"""

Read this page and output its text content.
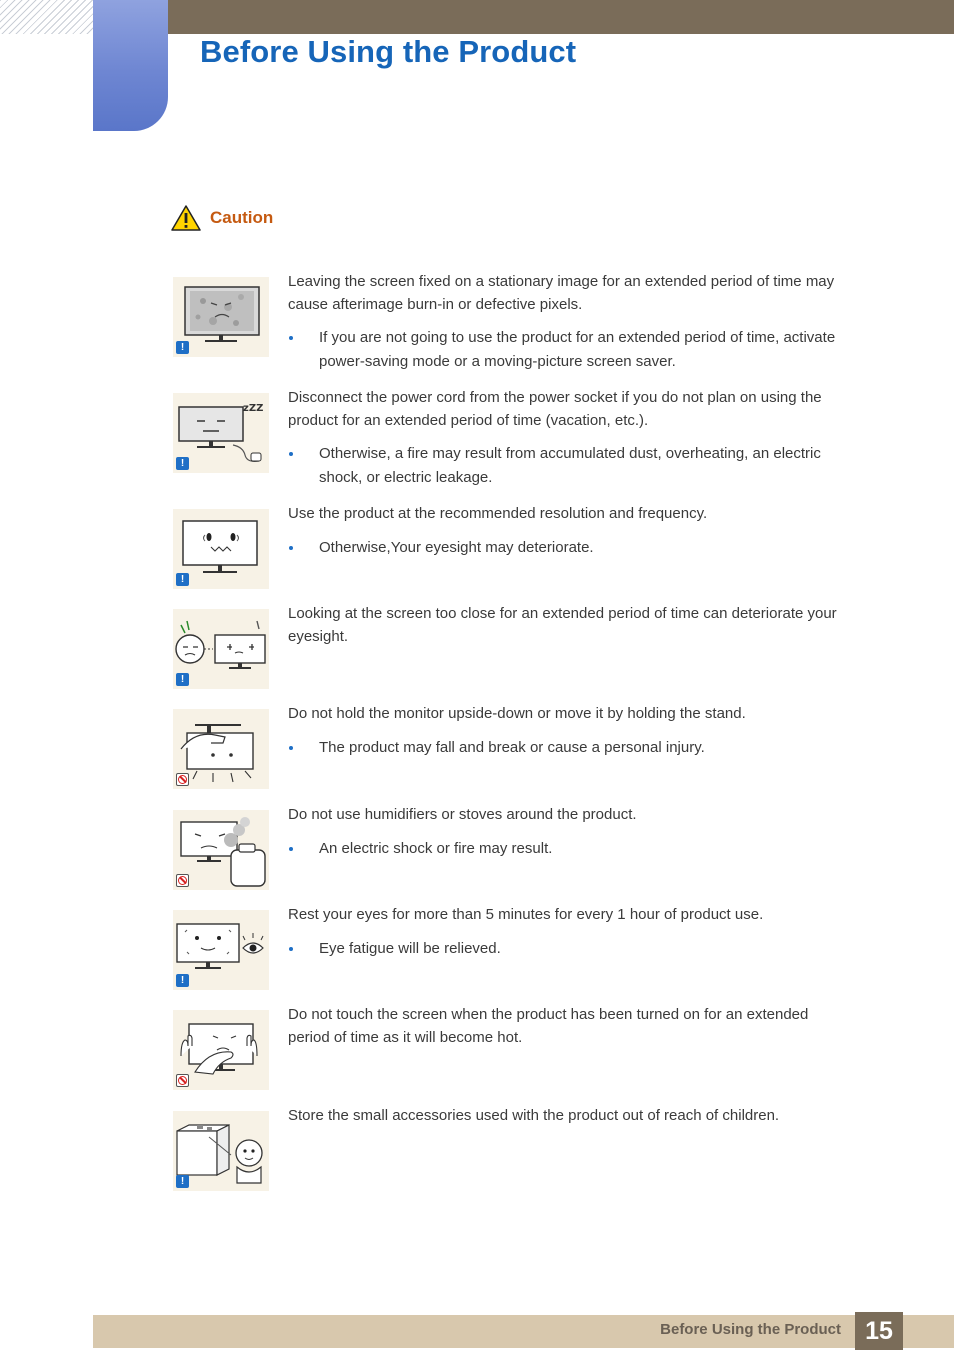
Before Using the Product
Caution
!

Leaving the screen fixed on a stationary image for an extended period of time may cause afterimage burn-in or defective pixels.

If you are not going to use the product for an extended period of time, activate power-saving mode or a moving-picture screen saver.
zZZ
!

Disconnect the power cord from the power socket if you do not plan on using the product for an extended period of time (vacation, etc.).

Otherwise, a fire may result from accumulated dust, overheating, an electric shock, or electric leakage.
!

Use the product at the recommended resolution and frequency.

Otherwise,Your eyesight may deteriorate.
!

Looking at the screen too close for an extended period of time can deteriorate your eyesight.

Do not hold the monitor upside-down or move it by holding the stand.

The product may fall and break or cause a personal injury.

Do not use humidifiers or stoves around the product.

An electric shock or fire may result.
!

Rest your eyes for more than 5 minutes for every 1 hour of product use.

Eye fatigue will be relieved.

Do not touch the screen when the product has been turned on for an extended period of time as it will become hot.

!

Store the small accessories used with the product out of reach of children.

Before Using the Product 15
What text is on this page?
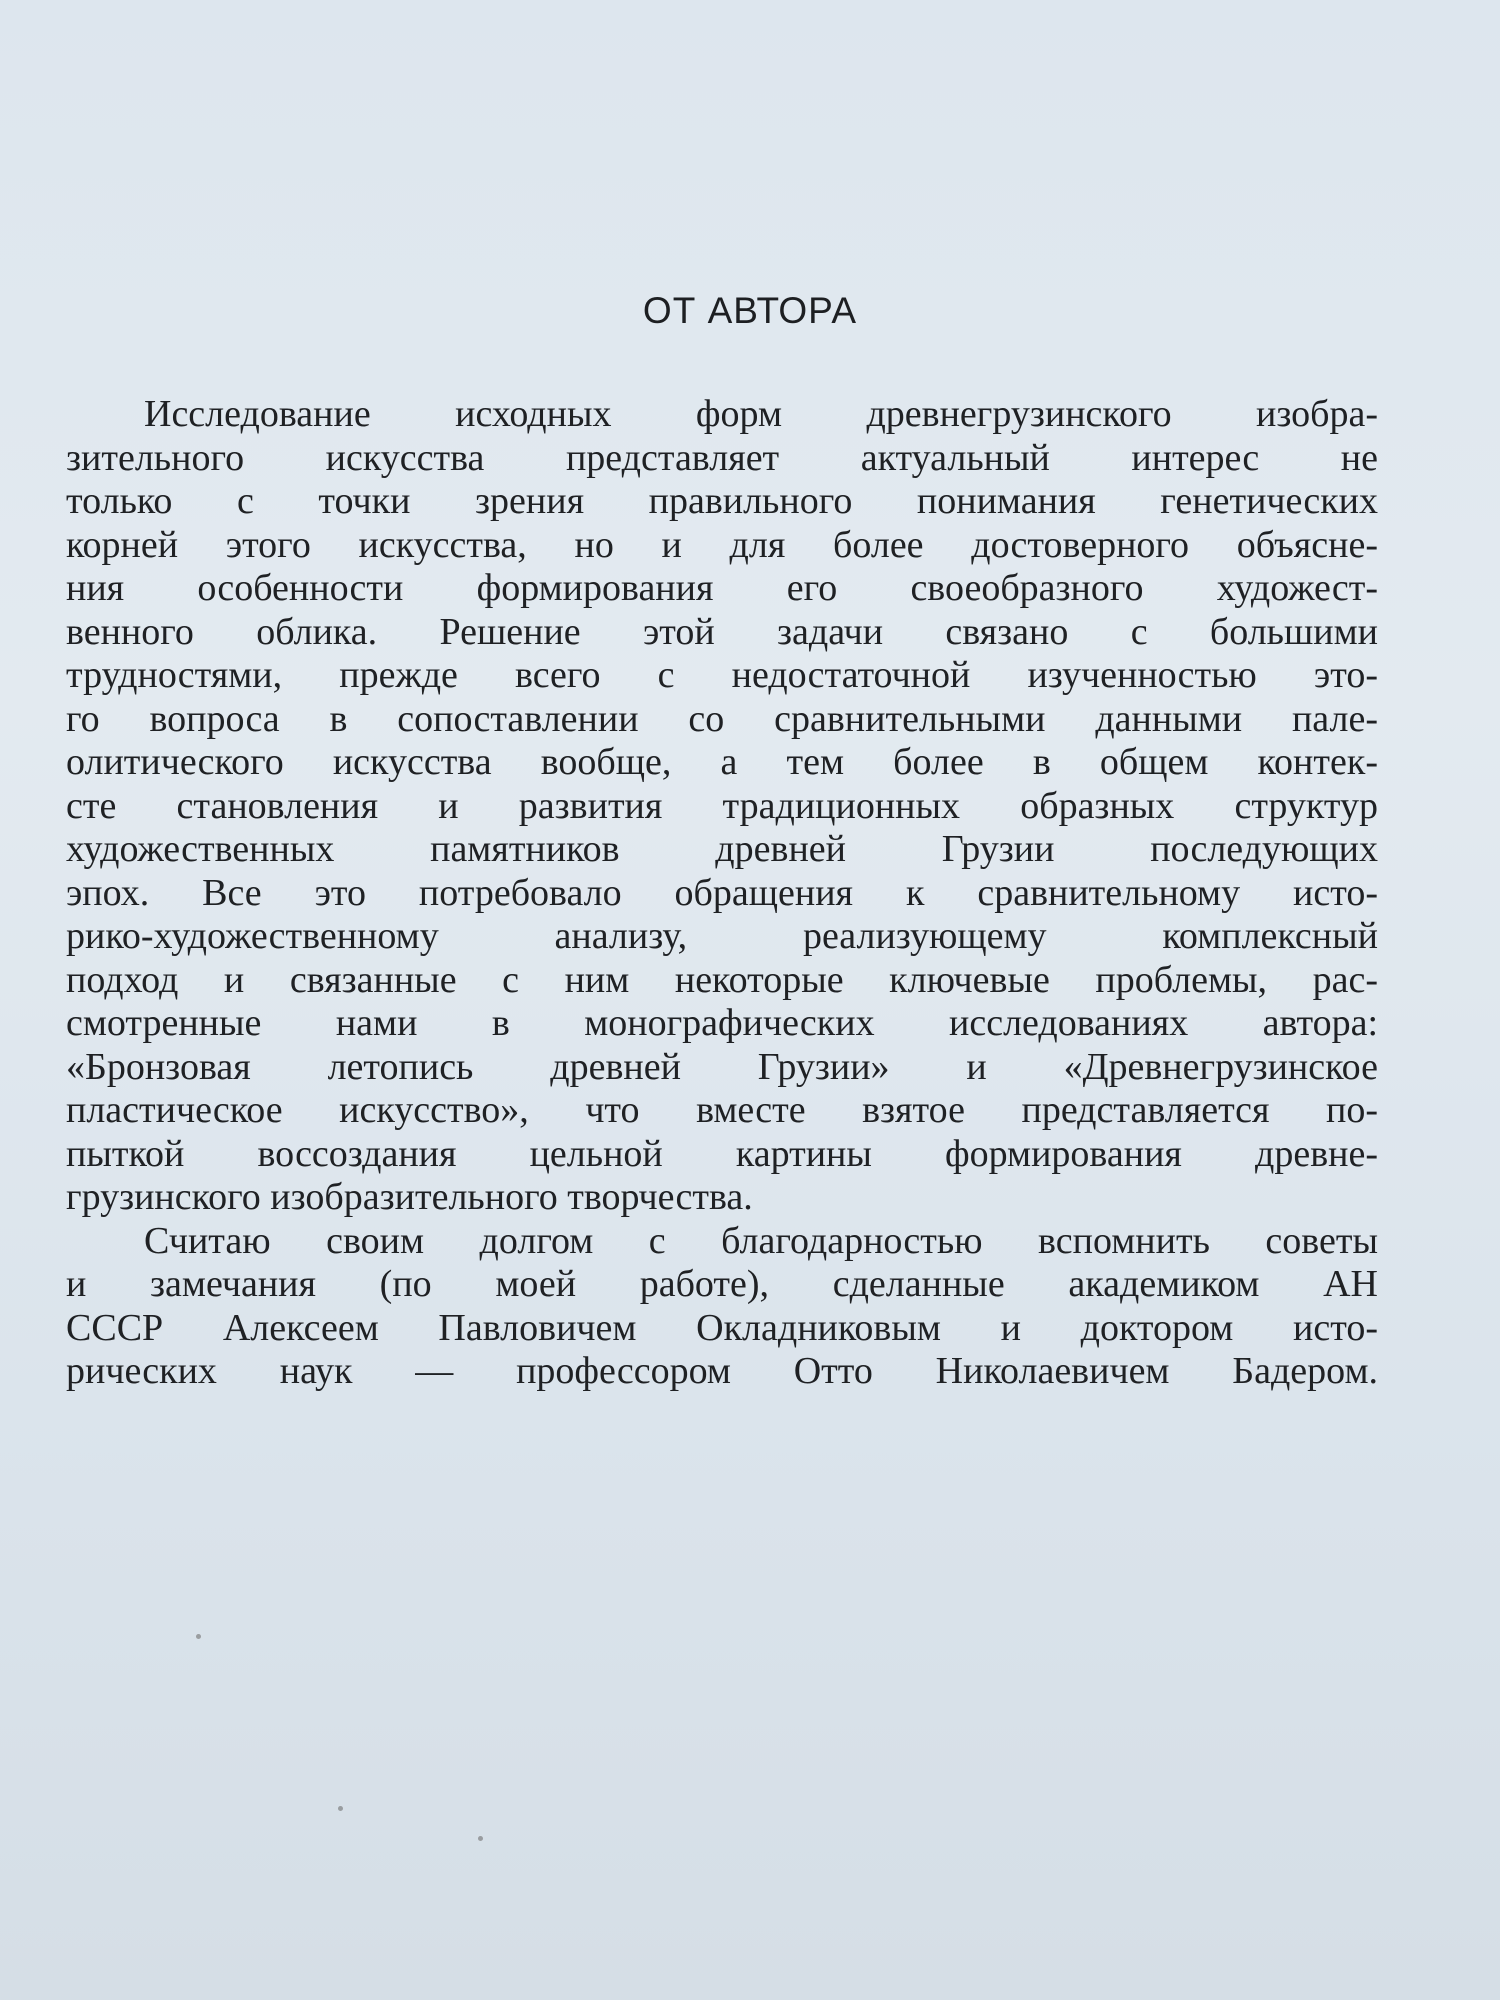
ОТ АВТОРА
Исследование исходных форм древнегрузинского изобра-
зительного искусства представляет актуальный интерес не
только с точки зрения правильного понимания генетических
корней этого искусства, но и для более достоверного объясне-
ния особенности формирования его своеобразного художест-
венного облика. Решение этой задачи связано с большими
трудностями, прежде всего с недостаточной изученностью это-
го вопроса в сопоставлении со сравнительными данными пале-
олитического искусства вообще, а тем более в общем контек-
сте становления и развития традиционных образных структур
художественных памятников древней Грузии последующих
эпох. Все это потребовало обращения к сравнительному исто-
рико-художественному анализу, реализующему комплексный
подход и связанные с ним некоторые ключевые проблемы, рас-
смотренные нами в монографических исследованиях автора:
«Бронзовая летопись древней Грузии» и «Древнегрузинское
пластическое искусство», что вместе взятое представляется по-
пыткой воссоздания цельной картины формирования древне-
грузинского изобразительного творчества.
Считаю своим долгом с благодарностью вспомнить советы
и замечания (по моей работе), сделанные академиком АН
СССР Алексеем Павловичем Окладниковым и доктором исто-
рических наук — профессором Отто Николаевичем Бадером.
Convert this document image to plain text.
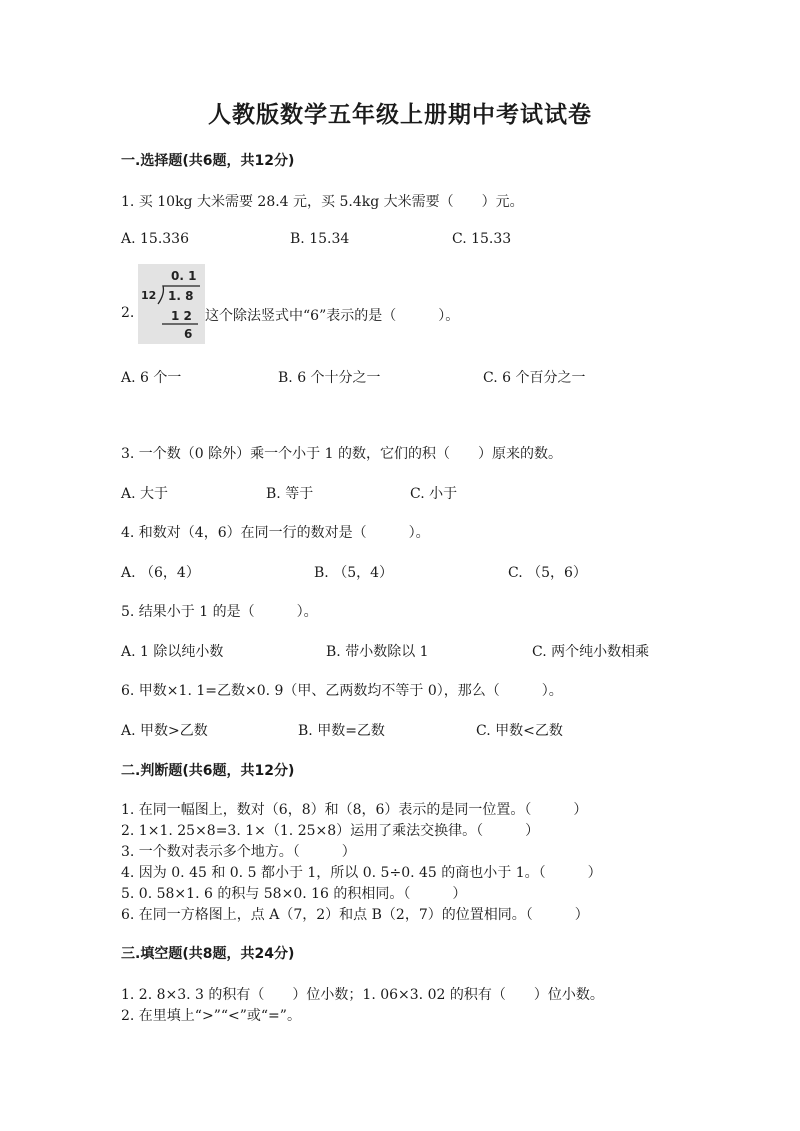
人教版数学五年级上册期中考试试卷
一.选择题(共6题，共12分)
1. 买 10kg 大米需要 28.4 元，买 5.4kg 大米需要（　　）元。
A. 15.336	B. 15.34	C. 15.33
2.
0. 1
12 1. 8
1 2
6
这个除法竖式中“6”表示的是（　　　）。
A. 6 个一	B. 6 个十分之一	C. 6 个百分之一
3. 一个数（0 除外）乘一个小于 1 的数，它们的积（　　）原来的数。
A. 大于	B. 等于	C. 小于
4. 和数对（4，6）在同一行的数对是（　　　）。
A. （6，4）	B. （5，4）	C. （5，6）
5. 结果小于 1 的是（　　　）。
A. 1 除以纯小数	B. 带小数除以 1	C. 两个纯小数相乘
6. 甲数×1. 1=乙数×0. 9（甲、乙两数均不等于 0），那么（　　　）。
A. 甲数>乙数	B. 甲数=乙数	C. 甲数<乙数
二.判断题(共6题，共12分)
1. 在同一幅图上，数对（6，8）和（8，6）表示的是同一位置。（　　　）
2. 1×1. 25×8=3. 1×（1. 25×8）运用了乘法交换律。（　　　）
3. 一个数对表示多个地方。（　　　）
4. 因为 0. 45 和 0. 5 都小于 1，所以 0. 5÷0. 45 的商也小于 1。（　　　）
5. 0. 58×1. 6 的积与 58×0. 16 的积相同。（　　　）
6. 在同一方格图上，点 A（7，2）和点 B（2，7）的位置相同。（　　　）
三.填空题(共8题，共24分)
1. 2. 8×3. 3 的积有（　　）位小数；1. 06×3. 02 的积有（　　）位小数。
2. 在里填上“>”“<”或“=”。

"""

WHAT IS EXPECTED
From the entries above, copy each line holding "result".

EXERCISE SOLUTION
Otherwise, a fire may result from accumulated dust, overheating, an electric shock, or electric leakage.
An electric shock or fire may result.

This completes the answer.